## [Your instructions]
Which lines include the word "History"? Copy each of them.

## [Input]
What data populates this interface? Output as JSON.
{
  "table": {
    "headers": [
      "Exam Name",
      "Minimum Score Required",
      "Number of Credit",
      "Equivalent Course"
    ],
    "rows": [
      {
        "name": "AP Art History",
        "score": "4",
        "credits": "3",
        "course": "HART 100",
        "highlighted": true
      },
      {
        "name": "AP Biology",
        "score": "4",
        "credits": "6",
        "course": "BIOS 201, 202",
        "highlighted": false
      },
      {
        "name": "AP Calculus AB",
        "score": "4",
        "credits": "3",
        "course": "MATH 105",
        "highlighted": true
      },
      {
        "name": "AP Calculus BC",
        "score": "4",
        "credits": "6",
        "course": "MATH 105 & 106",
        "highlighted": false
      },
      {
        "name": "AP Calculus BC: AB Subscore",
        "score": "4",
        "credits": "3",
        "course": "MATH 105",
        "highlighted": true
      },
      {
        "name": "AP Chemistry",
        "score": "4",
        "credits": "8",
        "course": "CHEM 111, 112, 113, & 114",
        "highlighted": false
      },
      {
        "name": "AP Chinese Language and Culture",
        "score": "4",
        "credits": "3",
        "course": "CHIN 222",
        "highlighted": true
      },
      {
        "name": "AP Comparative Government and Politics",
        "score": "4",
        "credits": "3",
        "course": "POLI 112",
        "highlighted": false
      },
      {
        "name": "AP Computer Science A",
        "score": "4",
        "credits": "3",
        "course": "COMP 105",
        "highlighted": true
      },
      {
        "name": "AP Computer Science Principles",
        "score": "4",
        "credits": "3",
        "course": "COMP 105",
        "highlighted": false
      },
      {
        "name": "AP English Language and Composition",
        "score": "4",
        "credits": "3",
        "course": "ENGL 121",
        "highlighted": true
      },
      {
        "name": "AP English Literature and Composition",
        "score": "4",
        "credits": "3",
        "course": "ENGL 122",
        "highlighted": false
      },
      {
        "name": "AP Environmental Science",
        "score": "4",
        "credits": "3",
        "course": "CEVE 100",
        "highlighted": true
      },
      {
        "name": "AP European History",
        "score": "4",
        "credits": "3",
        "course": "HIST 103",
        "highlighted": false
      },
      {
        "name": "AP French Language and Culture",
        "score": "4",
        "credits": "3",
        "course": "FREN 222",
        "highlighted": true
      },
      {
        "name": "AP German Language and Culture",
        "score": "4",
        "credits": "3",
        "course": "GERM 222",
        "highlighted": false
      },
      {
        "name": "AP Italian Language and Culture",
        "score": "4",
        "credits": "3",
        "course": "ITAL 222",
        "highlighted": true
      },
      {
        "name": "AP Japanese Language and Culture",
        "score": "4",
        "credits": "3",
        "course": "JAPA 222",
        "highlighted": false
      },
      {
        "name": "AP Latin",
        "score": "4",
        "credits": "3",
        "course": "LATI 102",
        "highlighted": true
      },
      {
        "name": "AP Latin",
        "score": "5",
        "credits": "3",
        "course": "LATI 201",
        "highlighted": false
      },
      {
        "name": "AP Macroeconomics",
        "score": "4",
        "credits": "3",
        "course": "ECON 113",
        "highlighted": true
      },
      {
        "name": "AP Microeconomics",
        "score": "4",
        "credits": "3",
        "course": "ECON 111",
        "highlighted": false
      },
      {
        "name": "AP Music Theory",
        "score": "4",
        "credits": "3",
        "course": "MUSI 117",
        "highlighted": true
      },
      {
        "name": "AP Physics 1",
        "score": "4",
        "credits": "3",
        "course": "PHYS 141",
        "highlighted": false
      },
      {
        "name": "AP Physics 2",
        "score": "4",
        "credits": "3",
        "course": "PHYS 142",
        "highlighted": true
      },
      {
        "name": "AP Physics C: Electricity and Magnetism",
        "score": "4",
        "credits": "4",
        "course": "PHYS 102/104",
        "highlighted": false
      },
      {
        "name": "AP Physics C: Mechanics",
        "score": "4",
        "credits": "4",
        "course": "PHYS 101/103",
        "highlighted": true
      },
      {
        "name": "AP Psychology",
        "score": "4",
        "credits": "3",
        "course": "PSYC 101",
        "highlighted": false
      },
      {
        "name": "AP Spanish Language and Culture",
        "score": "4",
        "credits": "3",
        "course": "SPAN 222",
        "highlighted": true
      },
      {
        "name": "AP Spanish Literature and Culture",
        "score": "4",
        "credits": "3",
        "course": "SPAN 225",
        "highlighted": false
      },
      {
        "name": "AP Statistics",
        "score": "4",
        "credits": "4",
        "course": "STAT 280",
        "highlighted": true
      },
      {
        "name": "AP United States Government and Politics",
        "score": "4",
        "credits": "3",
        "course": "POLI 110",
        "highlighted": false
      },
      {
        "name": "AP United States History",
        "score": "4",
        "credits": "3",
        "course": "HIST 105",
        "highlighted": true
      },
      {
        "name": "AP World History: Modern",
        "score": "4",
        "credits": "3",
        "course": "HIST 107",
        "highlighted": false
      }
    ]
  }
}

## [Task output]
        "name": "AP Art History",
        "name": "AP European History",
        "name": "AP United States History",
        "name": "AP World History: Modern",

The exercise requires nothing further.